- THE TASK: Return each line of the listing that contains the string "color".

- INPUT:
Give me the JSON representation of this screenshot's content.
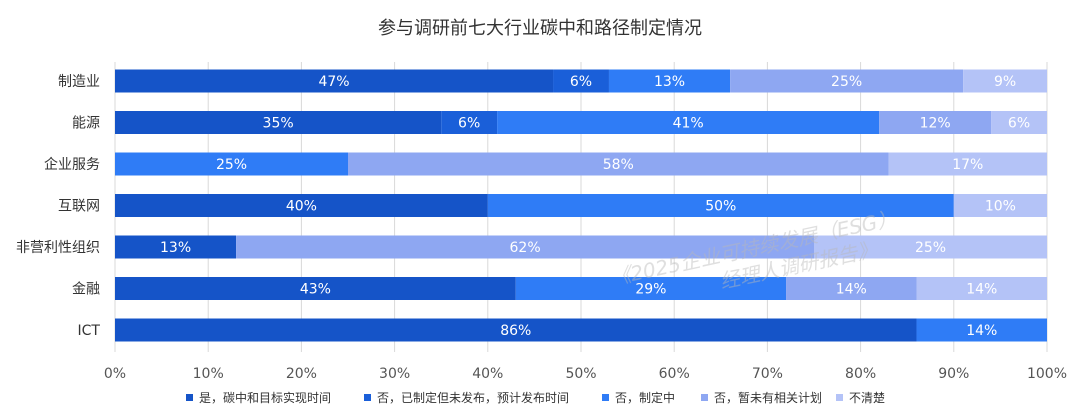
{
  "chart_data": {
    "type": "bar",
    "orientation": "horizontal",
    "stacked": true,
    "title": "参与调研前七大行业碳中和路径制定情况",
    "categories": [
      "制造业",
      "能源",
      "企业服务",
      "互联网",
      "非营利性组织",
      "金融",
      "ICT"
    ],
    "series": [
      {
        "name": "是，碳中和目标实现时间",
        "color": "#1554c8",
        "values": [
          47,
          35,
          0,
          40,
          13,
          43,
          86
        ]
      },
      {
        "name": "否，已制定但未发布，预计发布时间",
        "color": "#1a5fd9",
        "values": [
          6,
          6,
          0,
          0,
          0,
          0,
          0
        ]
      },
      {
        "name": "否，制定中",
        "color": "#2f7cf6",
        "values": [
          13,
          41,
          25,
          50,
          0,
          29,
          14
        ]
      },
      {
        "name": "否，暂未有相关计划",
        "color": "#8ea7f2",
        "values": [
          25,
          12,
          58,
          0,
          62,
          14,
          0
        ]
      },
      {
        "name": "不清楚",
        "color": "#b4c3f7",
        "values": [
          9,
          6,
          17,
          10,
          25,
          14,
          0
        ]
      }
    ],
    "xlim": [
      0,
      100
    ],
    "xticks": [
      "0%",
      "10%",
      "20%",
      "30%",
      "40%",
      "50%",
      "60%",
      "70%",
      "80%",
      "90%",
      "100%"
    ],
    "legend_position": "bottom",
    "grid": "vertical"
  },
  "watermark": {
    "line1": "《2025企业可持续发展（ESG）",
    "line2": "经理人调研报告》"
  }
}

- COMPLETED EXERCISE:
        "color": "#1554c8",
        "color": "#1a5fd9",
        "color": "#2f7cf6",
        "color": "#8ea7f2",
        "color": "#b4c3f7",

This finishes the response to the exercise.